### Data entries
··········

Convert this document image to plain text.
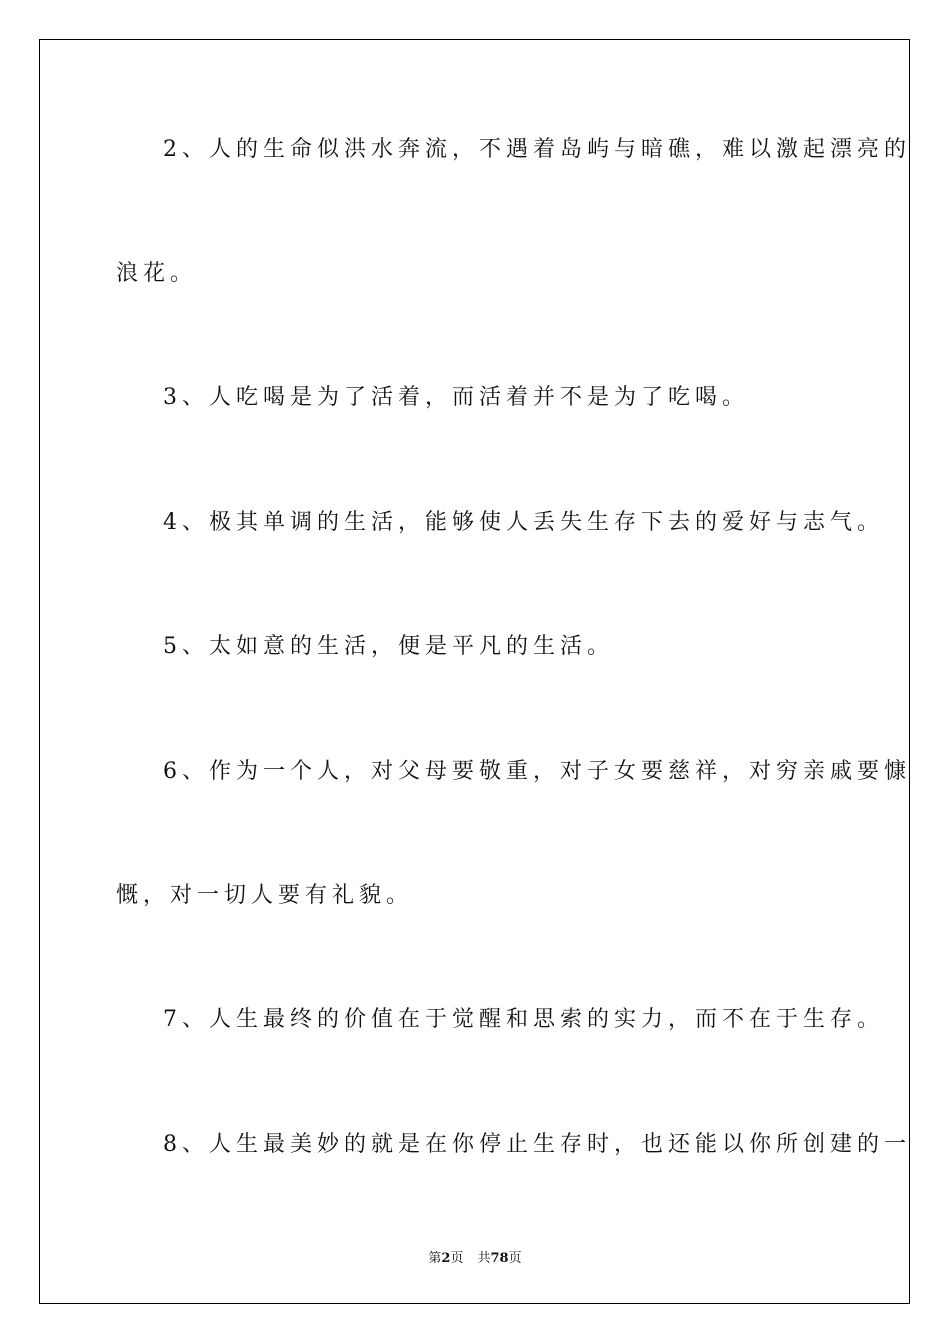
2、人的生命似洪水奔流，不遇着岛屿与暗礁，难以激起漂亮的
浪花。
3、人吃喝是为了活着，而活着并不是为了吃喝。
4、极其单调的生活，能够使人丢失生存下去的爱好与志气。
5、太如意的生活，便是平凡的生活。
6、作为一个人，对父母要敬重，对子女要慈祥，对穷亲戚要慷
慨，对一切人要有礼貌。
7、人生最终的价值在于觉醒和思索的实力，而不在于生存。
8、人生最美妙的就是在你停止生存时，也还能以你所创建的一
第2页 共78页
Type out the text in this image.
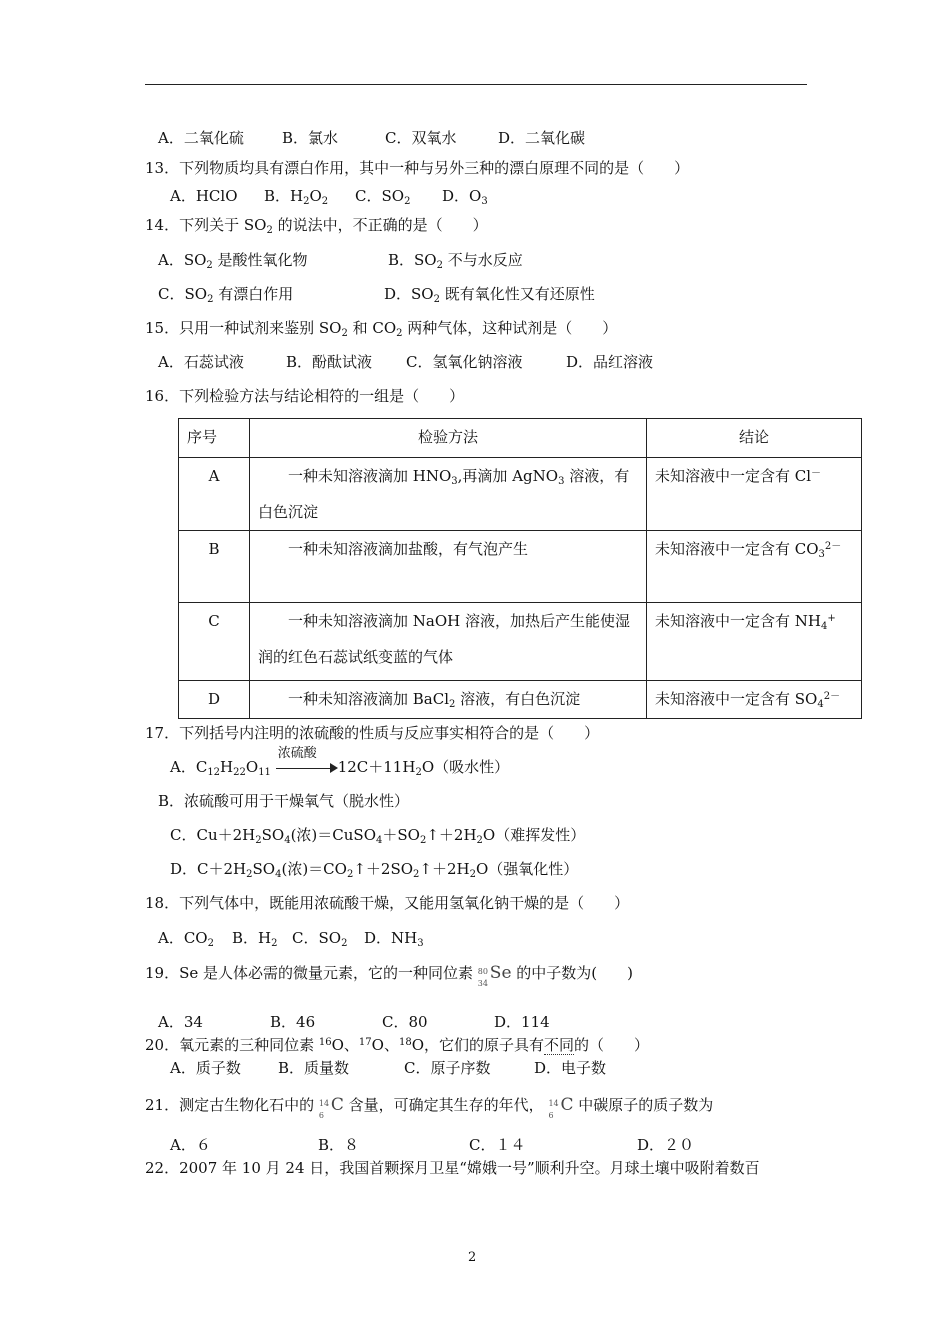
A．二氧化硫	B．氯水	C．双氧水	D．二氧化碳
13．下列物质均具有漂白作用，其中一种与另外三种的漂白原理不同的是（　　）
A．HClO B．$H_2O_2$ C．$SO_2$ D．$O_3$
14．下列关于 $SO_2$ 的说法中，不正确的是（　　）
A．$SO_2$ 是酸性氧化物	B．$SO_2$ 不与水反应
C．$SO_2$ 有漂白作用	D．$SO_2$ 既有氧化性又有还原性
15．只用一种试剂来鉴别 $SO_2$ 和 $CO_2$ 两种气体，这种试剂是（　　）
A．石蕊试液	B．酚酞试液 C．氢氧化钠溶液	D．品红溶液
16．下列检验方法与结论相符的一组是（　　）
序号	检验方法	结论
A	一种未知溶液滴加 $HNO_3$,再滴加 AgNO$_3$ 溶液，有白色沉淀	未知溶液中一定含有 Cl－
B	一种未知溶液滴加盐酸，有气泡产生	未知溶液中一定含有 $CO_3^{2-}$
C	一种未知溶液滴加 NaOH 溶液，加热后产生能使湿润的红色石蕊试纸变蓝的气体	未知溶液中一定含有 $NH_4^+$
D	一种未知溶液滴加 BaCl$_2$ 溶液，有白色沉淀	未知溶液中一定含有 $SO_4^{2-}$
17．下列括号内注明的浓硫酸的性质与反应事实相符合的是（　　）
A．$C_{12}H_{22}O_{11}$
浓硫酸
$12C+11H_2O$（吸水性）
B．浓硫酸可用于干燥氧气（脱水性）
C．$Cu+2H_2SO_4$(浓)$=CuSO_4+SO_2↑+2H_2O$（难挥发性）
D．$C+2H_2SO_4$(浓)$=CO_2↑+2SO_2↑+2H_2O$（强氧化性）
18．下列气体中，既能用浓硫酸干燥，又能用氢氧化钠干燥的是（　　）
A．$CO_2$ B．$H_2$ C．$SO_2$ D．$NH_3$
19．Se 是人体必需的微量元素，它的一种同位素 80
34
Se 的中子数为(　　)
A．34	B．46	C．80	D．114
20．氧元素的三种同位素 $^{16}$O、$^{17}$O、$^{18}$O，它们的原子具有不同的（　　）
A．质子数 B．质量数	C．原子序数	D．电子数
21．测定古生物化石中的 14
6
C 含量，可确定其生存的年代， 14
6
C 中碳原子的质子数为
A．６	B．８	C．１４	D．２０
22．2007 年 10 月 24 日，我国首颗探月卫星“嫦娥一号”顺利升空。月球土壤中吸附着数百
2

··········

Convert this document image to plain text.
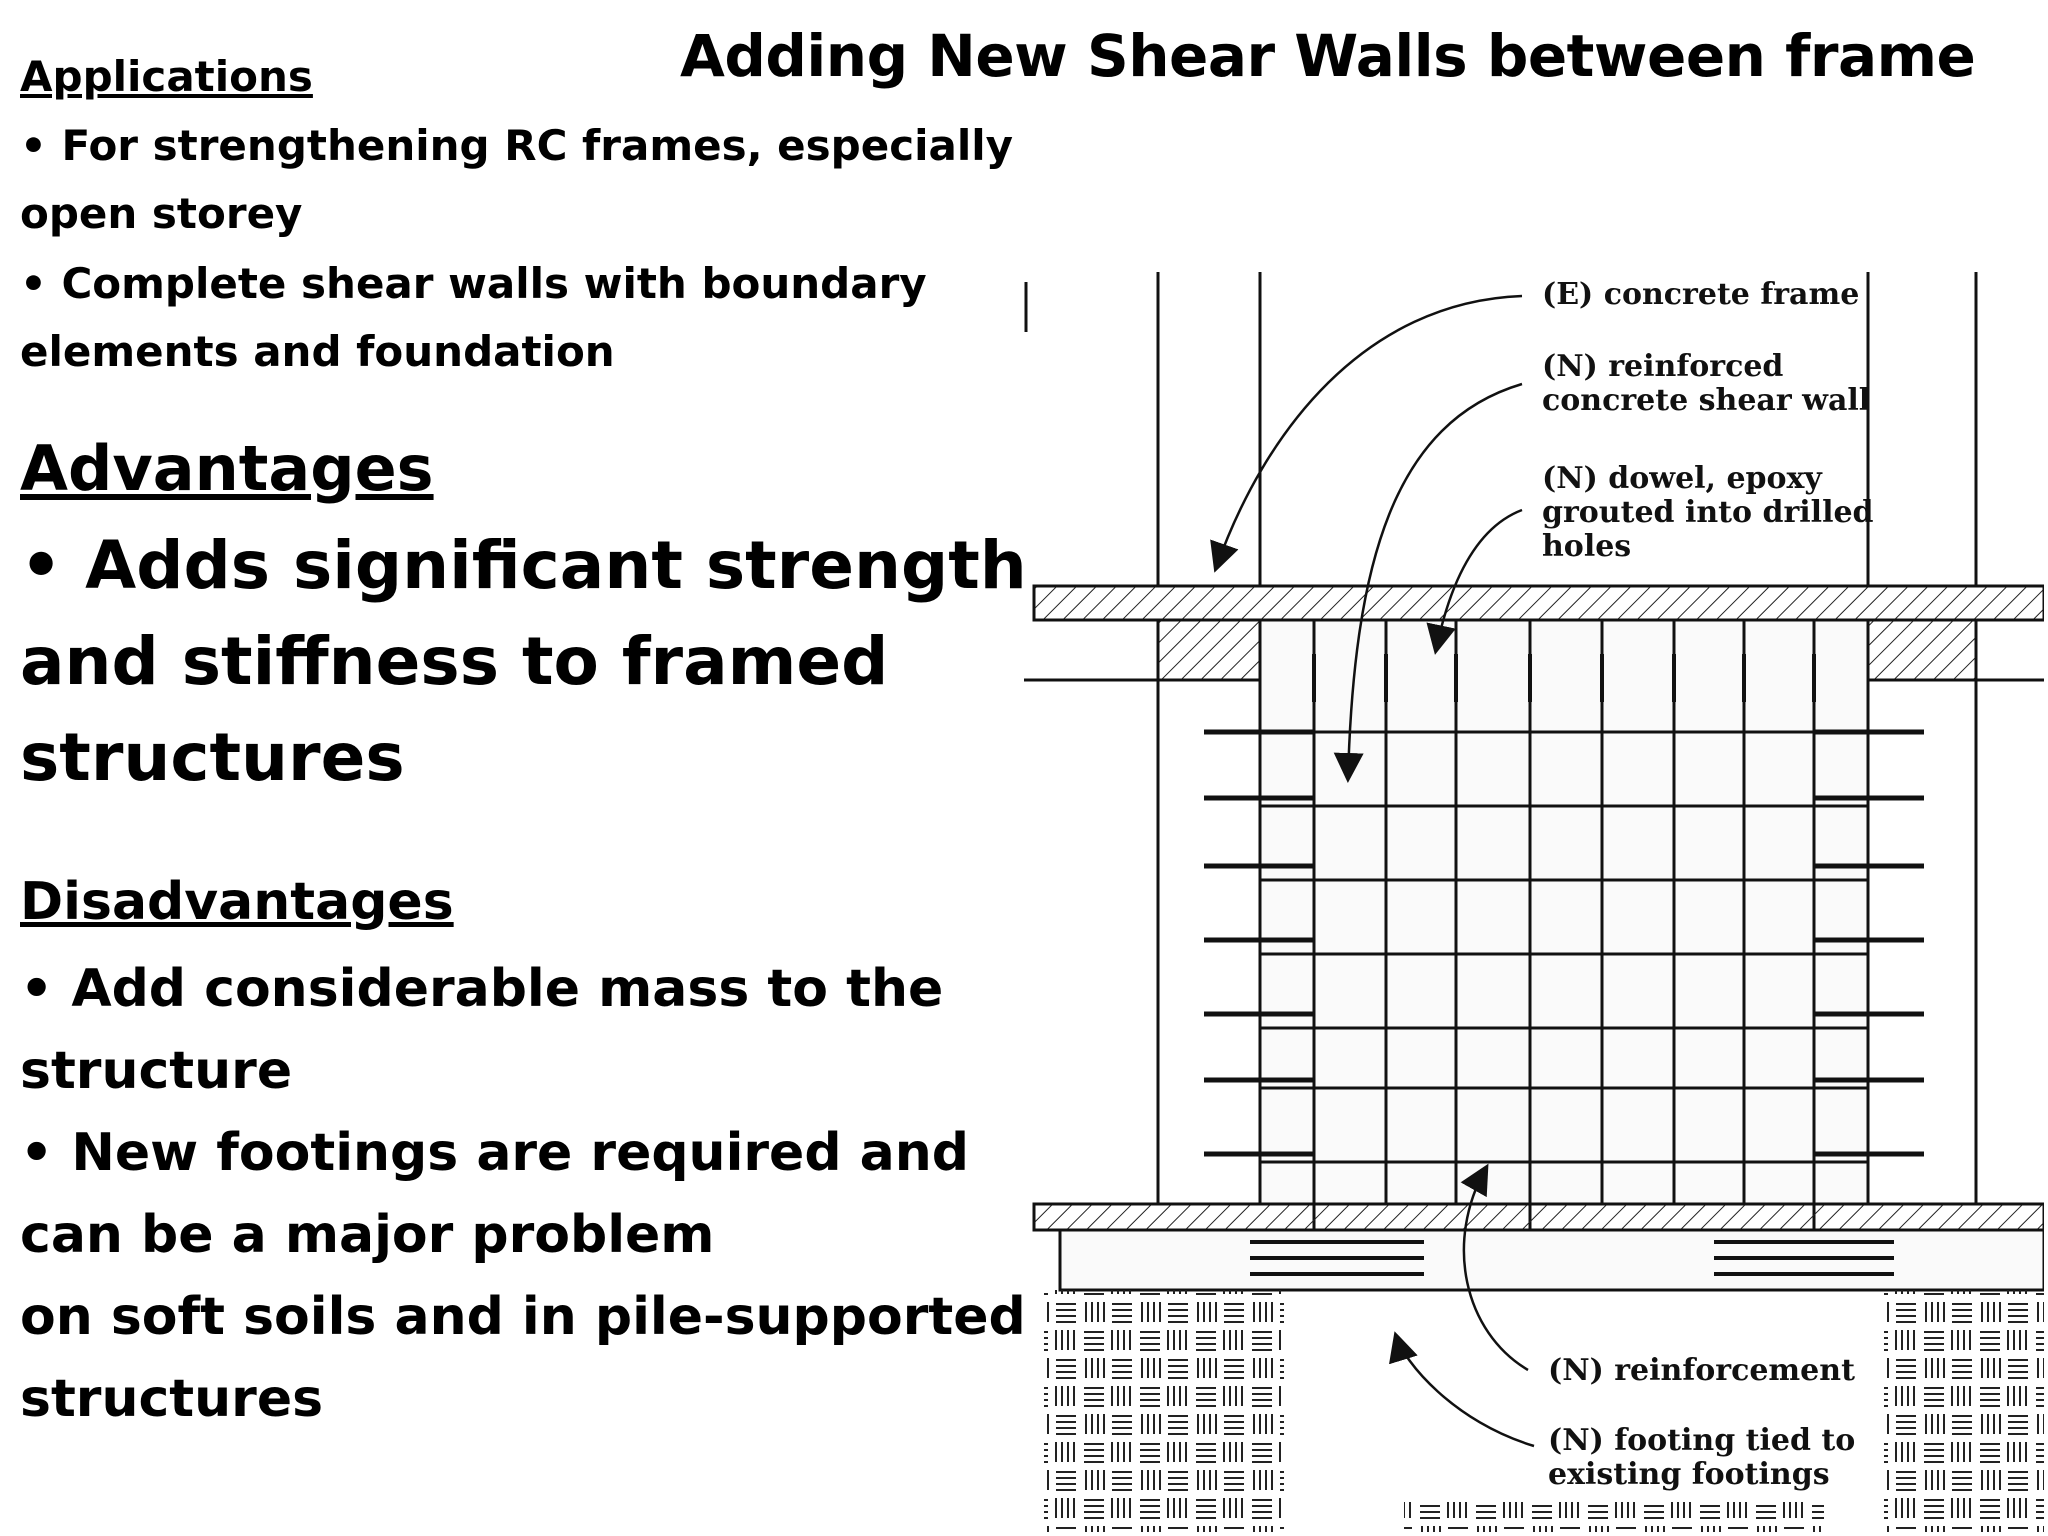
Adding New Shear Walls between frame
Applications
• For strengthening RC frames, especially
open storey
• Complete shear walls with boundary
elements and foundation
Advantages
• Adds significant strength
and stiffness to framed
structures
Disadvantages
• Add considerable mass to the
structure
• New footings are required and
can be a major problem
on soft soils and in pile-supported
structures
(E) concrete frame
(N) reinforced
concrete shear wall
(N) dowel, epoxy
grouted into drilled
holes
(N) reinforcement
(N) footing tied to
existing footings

··········

### Work instructions
Copy, from the material, each line that holds the string "有白色沉淀".

### Output for this task
A	一种未知溶液滴加 $HNO_3$,再滴加 AgNO$_3$ 溶液，有白色沉淀	未知溶液中一定含有 Cl－
D	一种未知溶液滴加 BaCl$_2$ 溶液，有白色沉淀	未知溶液中一定含有 $SO_4^{2-}$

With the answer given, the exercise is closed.